* **STATED EXERCISE**
Gather, from the listing beneath this task, every line holding the string "appdetail".

[Start of RAW RECORDS]

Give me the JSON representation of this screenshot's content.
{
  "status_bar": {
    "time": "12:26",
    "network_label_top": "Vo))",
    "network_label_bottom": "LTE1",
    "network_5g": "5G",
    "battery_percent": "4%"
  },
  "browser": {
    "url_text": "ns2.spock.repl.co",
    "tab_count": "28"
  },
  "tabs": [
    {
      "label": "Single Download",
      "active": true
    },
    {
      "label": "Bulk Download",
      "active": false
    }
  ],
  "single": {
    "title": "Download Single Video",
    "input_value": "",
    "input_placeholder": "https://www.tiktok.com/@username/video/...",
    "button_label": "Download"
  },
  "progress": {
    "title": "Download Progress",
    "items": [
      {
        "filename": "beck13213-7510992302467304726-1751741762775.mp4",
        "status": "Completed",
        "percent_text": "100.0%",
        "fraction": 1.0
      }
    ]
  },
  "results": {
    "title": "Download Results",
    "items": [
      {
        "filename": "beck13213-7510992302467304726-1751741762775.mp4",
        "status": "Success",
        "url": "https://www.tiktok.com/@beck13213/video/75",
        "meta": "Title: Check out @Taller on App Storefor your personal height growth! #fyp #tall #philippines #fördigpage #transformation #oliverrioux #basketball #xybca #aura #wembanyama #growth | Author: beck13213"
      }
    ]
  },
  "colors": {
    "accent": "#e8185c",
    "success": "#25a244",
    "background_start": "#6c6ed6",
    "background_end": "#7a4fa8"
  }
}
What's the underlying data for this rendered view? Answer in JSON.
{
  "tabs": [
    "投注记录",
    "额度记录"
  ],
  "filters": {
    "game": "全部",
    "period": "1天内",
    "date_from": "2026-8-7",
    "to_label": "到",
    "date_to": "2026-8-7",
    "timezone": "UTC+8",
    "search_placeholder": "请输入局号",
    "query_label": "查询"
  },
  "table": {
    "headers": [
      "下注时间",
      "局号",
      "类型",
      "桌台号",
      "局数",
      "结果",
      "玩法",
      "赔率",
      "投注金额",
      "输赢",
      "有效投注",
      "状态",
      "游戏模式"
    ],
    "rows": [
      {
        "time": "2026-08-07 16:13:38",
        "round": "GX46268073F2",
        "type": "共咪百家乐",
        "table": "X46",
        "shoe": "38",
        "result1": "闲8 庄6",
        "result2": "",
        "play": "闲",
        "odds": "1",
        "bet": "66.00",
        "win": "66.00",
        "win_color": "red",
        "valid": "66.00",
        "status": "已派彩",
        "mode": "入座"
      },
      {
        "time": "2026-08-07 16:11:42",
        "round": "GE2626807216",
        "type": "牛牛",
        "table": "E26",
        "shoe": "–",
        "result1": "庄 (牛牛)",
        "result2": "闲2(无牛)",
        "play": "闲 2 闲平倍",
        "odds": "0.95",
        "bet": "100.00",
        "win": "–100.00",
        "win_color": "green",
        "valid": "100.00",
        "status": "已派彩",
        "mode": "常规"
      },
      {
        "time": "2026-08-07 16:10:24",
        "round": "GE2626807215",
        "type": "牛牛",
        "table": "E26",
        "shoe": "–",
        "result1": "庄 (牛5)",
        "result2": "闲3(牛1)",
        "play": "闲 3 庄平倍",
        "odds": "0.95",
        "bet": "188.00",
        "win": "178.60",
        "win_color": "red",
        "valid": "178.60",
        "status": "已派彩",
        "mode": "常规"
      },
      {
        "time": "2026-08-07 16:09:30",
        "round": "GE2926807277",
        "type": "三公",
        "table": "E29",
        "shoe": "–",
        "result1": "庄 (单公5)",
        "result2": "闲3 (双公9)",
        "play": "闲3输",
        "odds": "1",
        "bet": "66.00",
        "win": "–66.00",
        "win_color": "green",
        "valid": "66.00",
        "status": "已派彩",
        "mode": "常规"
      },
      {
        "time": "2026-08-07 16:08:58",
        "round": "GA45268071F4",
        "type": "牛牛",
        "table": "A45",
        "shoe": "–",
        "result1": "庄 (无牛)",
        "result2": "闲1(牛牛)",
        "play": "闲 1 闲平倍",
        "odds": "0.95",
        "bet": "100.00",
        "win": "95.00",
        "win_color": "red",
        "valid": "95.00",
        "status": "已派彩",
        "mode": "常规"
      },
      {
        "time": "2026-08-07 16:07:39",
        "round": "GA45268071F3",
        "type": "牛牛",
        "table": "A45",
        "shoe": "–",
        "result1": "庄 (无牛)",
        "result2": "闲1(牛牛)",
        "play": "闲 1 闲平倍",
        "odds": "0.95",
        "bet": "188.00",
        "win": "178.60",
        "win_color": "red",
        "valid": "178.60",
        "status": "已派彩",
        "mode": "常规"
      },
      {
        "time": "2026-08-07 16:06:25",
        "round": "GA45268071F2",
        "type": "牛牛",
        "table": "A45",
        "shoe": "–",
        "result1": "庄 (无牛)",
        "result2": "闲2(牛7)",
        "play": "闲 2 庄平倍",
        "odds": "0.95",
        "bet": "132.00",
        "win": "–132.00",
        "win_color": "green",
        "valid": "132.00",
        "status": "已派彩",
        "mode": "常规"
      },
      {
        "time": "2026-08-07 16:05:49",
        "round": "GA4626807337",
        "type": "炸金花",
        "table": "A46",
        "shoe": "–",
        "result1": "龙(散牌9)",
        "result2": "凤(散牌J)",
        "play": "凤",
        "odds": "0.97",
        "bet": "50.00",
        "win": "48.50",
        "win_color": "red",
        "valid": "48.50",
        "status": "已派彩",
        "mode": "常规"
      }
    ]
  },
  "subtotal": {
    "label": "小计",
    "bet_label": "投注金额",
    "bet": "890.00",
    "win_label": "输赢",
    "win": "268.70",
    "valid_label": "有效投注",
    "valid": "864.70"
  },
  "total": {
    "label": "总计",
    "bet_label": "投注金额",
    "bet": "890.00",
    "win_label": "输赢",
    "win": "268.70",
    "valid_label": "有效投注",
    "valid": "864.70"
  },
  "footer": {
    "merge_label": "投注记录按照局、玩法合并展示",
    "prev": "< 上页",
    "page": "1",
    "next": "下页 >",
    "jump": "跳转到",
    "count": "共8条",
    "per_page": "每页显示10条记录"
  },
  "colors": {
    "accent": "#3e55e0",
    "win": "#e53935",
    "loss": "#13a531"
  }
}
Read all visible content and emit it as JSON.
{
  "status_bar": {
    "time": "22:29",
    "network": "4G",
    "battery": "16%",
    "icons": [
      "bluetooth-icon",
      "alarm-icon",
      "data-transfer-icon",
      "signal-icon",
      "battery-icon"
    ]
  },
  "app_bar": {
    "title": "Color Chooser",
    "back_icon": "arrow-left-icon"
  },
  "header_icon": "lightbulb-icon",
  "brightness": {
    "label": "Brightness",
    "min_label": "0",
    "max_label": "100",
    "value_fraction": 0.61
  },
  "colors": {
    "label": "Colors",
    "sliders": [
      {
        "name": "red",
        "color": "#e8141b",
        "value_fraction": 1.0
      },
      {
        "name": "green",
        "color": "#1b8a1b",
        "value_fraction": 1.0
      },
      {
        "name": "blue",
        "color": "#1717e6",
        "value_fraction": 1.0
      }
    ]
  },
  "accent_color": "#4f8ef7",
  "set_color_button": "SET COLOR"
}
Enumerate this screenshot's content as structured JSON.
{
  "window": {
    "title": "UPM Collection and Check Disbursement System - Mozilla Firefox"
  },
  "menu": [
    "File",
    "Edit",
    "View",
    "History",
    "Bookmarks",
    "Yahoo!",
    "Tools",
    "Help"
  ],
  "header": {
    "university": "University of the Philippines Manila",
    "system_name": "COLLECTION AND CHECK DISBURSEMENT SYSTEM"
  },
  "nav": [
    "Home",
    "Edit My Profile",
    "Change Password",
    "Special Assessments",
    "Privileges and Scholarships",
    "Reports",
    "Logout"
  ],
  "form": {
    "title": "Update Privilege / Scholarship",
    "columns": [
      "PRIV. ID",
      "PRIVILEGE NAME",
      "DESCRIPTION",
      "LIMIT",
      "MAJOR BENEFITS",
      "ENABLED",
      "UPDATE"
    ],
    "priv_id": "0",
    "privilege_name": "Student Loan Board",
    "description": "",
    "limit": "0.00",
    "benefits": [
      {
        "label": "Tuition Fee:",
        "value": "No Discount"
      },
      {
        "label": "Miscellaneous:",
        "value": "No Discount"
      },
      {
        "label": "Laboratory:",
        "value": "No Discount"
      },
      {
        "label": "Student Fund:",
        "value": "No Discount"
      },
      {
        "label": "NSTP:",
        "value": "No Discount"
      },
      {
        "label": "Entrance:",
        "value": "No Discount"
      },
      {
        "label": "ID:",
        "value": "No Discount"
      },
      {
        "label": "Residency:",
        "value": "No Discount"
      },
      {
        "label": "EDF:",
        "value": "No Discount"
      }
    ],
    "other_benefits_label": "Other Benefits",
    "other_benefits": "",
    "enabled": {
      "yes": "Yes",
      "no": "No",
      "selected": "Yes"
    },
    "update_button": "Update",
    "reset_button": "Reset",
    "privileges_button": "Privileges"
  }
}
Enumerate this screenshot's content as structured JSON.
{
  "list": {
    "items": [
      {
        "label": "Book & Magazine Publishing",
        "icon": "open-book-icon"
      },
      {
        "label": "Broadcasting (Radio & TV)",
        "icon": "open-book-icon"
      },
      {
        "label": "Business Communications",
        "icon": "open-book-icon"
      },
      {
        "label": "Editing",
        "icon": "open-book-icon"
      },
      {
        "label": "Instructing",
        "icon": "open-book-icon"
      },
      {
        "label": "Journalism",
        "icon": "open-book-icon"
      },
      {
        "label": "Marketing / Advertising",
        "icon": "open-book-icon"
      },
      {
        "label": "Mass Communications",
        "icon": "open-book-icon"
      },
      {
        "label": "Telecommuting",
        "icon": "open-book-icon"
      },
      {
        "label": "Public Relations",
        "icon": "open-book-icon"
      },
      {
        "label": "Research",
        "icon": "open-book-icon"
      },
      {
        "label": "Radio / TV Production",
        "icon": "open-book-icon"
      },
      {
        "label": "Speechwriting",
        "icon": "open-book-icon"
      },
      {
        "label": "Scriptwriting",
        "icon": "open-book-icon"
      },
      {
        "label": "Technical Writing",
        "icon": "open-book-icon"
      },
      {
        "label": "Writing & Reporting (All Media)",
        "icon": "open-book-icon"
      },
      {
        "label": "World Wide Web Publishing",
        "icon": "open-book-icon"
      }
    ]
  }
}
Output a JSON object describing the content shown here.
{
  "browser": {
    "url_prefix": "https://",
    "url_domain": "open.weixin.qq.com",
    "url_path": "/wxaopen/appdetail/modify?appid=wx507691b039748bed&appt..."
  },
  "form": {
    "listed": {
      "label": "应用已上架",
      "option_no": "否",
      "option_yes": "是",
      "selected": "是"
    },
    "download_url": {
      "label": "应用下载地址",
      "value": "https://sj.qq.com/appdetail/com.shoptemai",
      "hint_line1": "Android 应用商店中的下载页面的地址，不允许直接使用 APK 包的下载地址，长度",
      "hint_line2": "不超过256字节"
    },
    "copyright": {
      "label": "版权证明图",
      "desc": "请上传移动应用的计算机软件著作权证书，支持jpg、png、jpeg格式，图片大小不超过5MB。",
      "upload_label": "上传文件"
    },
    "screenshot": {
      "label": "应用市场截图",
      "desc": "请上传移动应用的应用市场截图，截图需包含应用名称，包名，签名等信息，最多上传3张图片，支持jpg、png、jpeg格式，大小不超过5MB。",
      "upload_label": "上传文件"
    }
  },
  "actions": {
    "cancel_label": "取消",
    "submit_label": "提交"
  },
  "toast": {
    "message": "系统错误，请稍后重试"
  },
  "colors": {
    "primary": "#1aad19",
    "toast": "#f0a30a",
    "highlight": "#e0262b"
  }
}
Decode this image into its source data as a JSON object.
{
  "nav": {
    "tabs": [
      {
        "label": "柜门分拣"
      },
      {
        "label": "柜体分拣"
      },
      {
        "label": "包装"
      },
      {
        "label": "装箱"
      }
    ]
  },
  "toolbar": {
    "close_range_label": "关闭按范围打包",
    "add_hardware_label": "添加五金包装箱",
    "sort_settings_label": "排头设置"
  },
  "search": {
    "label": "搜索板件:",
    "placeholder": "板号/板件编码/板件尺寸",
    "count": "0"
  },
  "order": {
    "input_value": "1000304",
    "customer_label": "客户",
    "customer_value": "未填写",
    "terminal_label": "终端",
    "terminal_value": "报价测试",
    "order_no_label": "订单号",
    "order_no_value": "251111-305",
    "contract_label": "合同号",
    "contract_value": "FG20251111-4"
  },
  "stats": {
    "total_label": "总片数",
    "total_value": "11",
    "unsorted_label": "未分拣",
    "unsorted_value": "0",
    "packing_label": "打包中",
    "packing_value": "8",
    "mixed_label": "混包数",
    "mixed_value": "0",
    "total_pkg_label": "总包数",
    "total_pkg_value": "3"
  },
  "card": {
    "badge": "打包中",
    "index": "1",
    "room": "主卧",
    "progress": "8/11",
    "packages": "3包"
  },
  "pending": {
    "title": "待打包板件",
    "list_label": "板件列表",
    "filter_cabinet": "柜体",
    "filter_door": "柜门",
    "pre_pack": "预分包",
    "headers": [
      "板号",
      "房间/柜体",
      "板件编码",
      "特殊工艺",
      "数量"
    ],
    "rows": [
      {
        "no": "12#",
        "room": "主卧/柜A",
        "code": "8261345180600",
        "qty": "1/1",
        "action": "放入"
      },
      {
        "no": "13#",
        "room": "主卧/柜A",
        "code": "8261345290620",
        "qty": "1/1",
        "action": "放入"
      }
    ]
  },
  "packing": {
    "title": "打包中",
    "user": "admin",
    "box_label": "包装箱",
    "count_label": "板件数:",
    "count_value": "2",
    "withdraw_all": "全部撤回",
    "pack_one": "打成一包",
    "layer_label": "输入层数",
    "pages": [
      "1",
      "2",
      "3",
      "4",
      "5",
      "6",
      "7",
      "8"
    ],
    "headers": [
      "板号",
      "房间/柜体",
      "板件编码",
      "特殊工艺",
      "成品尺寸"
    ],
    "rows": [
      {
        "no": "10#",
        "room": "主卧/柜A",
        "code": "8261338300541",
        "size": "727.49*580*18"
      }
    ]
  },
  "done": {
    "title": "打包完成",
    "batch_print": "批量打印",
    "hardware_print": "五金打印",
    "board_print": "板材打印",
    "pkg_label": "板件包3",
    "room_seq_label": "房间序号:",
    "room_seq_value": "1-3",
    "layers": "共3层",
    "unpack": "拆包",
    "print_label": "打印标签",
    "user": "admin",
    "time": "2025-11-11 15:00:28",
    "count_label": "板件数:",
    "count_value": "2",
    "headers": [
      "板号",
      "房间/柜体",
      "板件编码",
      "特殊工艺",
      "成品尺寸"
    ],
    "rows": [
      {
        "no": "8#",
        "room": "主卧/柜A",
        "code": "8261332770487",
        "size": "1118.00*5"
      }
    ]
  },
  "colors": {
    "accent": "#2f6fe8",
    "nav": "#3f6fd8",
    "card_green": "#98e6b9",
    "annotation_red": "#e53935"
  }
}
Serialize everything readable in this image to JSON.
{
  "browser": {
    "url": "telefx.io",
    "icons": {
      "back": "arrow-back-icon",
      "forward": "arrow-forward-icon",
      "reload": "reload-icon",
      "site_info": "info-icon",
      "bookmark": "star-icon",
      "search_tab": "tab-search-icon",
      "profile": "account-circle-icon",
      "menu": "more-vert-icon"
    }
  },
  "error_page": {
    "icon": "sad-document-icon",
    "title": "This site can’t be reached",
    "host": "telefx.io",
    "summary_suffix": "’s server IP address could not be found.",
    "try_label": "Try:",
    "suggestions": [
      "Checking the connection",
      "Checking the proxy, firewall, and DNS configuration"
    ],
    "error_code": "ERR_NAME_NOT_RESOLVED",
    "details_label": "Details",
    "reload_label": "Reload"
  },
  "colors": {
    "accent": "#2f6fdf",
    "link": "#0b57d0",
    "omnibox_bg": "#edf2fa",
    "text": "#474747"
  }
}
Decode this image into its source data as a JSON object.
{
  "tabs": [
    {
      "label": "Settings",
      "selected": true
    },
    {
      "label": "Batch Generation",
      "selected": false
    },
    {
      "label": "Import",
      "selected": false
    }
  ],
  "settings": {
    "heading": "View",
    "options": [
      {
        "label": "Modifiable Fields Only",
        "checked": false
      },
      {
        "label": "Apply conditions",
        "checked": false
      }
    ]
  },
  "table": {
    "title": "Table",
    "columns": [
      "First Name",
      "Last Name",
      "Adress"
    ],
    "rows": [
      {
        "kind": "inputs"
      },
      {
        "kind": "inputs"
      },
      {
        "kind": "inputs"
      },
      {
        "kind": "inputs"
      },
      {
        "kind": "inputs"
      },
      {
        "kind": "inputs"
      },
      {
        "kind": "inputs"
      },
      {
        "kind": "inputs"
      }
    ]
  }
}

[End of RAW RECORDS]

* **TASK RESPONSE**
    "url_path": "/wxaopen/appdetail/modify?appid=wx507691b039748bed&appt..."
      "value": "https://sj.qq.com/appdetail/com.shoptemai",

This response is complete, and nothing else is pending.